What is asked: Each record below is to be reproduced without any change.
[START Dataset rows]
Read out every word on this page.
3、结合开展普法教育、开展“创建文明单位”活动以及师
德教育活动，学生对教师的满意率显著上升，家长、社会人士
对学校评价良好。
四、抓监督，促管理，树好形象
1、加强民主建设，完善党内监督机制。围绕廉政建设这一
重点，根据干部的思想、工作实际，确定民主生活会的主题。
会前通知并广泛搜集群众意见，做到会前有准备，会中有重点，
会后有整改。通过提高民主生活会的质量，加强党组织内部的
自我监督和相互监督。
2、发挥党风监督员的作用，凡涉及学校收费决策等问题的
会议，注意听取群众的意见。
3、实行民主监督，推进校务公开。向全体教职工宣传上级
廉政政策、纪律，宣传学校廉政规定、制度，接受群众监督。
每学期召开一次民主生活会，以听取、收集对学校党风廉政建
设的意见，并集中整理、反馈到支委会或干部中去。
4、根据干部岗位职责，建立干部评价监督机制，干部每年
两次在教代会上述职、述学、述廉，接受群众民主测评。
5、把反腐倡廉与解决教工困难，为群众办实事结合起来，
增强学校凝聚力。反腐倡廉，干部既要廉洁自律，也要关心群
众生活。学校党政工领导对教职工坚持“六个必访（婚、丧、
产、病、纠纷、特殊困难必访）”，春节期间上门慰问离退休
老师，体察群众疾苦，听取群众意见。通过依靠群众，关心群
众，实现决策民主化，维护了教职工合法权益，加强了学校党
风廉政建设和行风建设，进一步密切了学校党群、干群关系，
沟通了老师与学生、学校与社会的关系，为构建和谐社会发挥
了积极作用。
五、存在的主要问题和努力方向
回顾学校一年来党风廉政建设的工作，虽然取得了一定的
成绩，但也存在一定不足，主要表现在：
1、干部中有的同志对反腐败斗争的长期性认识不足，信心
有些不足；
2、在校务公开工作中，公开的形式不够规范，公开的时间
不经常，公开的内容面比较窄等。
[END Dataset rows]
Reply to the task:
Read out every word on this page.
3、结合开展普法教育、开展“创建文明单位”活动以及师
德教育活动，学生对教师的满意率显著上升，家长、社会人士
对学校评价良好。
四、抓监督，促管理，树好形象
1、加强民主建设，完善党内监督机制。围绕廉政建设这一
重点，根据干部的思想、工作实际，确定民主生活会的主题。
会前通知并广泛搜集群众意见，做到会前有准备，会中有重点，
会后有整改。通过提高民主生活会的质量，加强党组织内部的
自我监督和相互监督。
2、发挥党风监督员的作用，凡涉及学校收费决策等问题的
会议，注意听取群众的意见。
3、实行民主监督，推进校务公开。向全体教职工宣传上级
廉政政策、纪律，宣传学校廉政规定、制度，接受群众监督。
每学期召开一次民主生活会，以听取、收集对学校党风廉政建
设的意见，并集中整理、反馈到支委会或干部中去。
4、根据干部岗位职责，建立干部评价监督机制，干部每年
两次在教代会上述职、述学、述廉，接受群众民主测评。
5、把反腐倡廉与解决教工困难，为群众办实事结合起来，
增强学校凝聚力。反腐倡廉，干部既要廉洁自律，也要关心群
众生活。学校党政工领导对教职工坚持“六个必访（婚、丧、
产、病、纠纷、特殊困难必访）”，春节期间上门慰问离退休
老师，体察群众疾苦，听取群众意见。通过依靠群众，关心群
众，实现决策民主化，维护了教职工合法权益，加强了学校党
风廉政建设和行风建设，进一步密切了学校党群、干群关系，
沟通了老师与学生、学校与社会的关系，为构建和谐社会发挥
了积极作用。
五、存在的主要问题和努力方向
回顾学校一年来党风廉政建设的工作，虽然取得了一定的
成绩，但也存在一定不足，主要表现在：
1、干部中有的同志对反腐败斗争的长期性认识不足，信心
有些不足；
2、在校务公开工作中，公开的形式不够规范，公开的时间
不经常，公开的内容面比较窄等。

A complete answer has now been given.